**Short task**
Take the data below and repeat it exactly.

---------- Input material ----------

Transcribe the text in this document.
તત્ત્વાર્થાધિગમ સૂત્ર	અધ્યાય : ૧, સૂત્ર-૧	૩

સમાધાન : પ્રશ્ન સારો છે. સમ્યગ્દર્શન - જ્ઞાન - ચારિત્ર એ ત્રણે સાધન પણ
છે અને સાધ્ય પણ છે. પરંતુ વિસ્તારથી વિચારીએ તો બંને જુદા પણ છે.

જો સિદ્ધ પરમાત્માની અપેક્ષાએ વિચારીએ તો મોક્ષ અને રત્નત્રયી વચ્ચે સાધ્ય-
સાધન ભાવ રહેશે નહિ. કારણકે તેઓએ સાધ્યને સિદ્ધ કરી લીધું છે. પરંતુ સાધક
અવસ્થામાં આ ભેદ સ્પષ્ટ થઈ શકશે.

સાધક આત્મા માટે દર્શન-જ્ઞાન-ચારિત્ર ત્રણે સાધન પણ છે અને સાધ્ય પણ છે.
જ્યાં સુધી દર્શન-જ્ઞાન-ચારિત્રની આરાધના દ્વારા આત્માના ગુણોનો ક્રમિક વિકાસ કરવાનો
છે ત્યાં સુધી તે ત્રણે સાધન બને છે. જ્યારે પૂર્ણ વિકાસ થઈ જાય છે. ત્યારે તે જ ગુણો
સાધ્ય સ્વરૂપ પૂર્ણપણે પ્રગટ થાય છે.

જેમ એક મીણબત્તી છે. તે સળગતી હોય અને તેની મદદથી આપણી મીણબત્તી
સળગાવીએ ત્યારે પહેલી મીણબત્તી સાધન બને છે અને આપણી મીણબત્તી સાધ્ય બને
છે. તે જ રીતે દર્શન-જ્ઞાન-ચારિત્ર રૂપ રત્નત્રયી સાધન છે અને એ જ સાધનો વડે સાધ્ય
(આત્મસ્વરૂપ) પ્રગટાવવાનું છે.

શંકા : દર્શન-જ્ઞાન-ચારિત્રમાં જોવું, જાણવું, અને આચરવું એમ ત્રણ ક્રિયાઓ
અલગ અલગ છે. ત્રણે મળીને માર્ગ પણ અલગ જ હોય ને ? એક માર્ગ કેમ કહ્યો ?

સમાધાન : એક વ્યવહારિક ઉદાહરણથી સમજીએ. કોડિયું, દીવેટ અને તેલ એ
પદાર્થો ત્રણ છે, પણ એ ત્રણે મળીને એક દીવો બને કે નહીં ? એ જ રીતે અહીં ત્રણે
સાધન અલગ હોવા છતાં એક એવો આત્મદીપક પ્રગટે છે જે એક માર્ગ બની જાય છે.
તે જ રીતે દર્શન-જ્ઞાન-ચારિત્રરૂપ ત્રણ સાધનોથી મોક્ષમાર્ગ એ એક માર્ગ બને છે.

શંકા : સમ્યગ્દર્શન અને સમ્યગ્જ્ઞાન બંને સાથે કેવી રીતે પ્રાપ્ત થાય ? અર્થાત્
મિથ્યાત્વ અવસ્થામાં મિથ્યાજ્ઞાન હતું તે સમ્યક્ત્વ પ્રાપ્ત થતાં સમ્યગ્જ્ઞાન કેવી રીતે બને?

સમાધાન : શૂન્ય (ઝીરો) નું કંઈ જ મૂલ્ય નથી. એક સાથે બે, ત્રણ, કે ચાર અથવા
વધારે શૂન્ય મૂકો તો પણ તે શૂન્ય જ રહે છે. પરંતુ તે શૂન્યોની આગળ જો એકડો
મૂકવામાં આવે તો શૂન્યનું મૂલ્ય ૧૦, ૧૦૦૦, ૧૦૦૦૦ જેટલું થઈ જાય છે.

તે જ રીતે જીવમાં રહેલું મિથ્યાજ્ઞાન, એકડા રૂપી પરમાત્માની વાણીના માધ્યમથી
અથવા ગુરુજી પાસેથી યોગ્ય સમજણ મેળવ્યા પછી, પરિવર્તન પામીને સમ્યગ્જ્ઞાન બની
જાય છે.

----------

**Output below**
Transcribe the text in this document.
તત્ત્વાર્થાધિગમ સૂત્ર	અધ્યાય : ૧, સૂત્ર-૧	૩

સમાધાન : પ્રશ્ન સારો છે. સમ્યગ્દર્શન - જ્ઞાન - ચારિત્ર એ ત્રણે સાધન પણ
છે અને સાધ્ય પણ છે. પરંતુ વિસ્તારથી વિચારીએ તો બંને જુદા પણ છે.

જો સિદ્ધ પરમાત્માની અપેક્ષાએ વિચારીએ તો મોક્ષ અને રત્નત્રયી વચ્ચે સાધ્ય-
સાધન ભાવ રહેશે નહિ. કારણકે તેઓએ સાધ્યને સિદ્ધ કરી લીધું છે. પરંતુ સાધક
અવસ્થામાં આ ભેદ સ્પષ્ટ થઈ શકશે.

સાધક આત્મા માટે દર્શન-જ્ઞાન-ચારિત્ર ત્રણે સાધન પણ છે અને સાધ્ય પણ છે.
જ્યાં સુધી દર્શન-જ્ઞાન-ચારિત્રની આરાધના દ્વારા આત્માના ગુણોનો ક્રમિક વિકાસ કરવાનો
છે ત્યાં સુધી તે ત્રણે સાધન બને છે. જ્યારે પૂર્ણ વિકાસ થઈ જાય છે. ત્યારે તે જ ગુણો
સાધ્ય સ્વરૂપ પૂર્ણપણે પ્રગટ થાય છે.

જેમ એક મીણબત્તી છે. તે સળગતી હોય અને તેની મદદથી આપણી મીણબત્તી
સળગાવીએ ત્યારે પહેલી મીણબત્તી સાધન બને છે અને આપણી મીણબત્તી સાધ્ય બને
છે. તે જ રીતે દર્શન-જ્ઞાન-ચારિત્ર રૂપ રત્નત્રયી સાધન છે અને એ જ સાધનો વડે સાધ્ય
(આત્મસ્વરૂપ) પ્રગટાવવાનું છે.

શંકા : દર્શન-જ્ઞાન-ચારિત્રમાં જોવું, જાણવું, અને આચરવું એમ ત્રણ ક્રિયાઓ
અલગ અલગ છે. ત્રણે મળીને માર્ગ પણ અલગ જ હોય ને ? એક માર્ગ કેમ કહ્યો ?

સમાધાન : એક વ્યવહારિક ઉદાહરણથી સમજીએ. કોડિયું, દીવેટ અને તેલ એ
પદાર્થો ત્રણ છે, પણ એ ત્રણે મળીને એક દીવો બને કે નહીં ? એ જ રીતે અહીં ત્રણે
સાધન અલગ હોવા છતાં એક એવો આત્મદીપક પ્રગટે છે જે એક માર્ગ બની જાય છે.
તે જ રીતે દર્શન-જ્ઞાન-ચારિત્રરૂપ ત્રણ સાધનોથી મોક્ષમાર્ગ એ એક માર્ગ બને છે.

શંકા : સમ્યગ્દર્શન અને સમ્યગ્જ્ઞાન બંને સાથે કેવી રીતે પ્રાપ્ત થાય ? અર્થાત્
મિથ્યાત્વ અવસ્થામાં મિથ્યાજ્ઞાન હતું તે સમ્યક્ત્વ પ્રાપ્ત થતાં સમ્યગ્જ્ઞાન કેવી રીતે બને?

સમાધાન : શૂન્ય (ઝીરો) નું કંઈ જ મૂલ્ય નથી. એક સાથે બે, ત્રણ, કે ચાર અથવા
વધારે શૂન્ય મૂકો તો પણ તે શૂન્ય જ રહે છે. પરંતુ તે શૂન્યોની આગળ જો એકડો
મૂકવામાં આવે તો શૂન્યનું મૂલ્ય ૧૦, ૧૦૦૦, ૧૦૦૦૦ જેટલું થઈ જાય છે.

તે જ રીતે જીવમાં રહેલું મિથ્યાજ્ઞાન, એકડા રૂપી પરમાત્માની વાણીના માધ્યમથી
અથવા ગુરુજી પાસેથી યોગ્ય સમજણ મેળવ્યા પછી, પરિવર્તન પામીને સમ્યગ્જ્ઞાન બની
જાય છે.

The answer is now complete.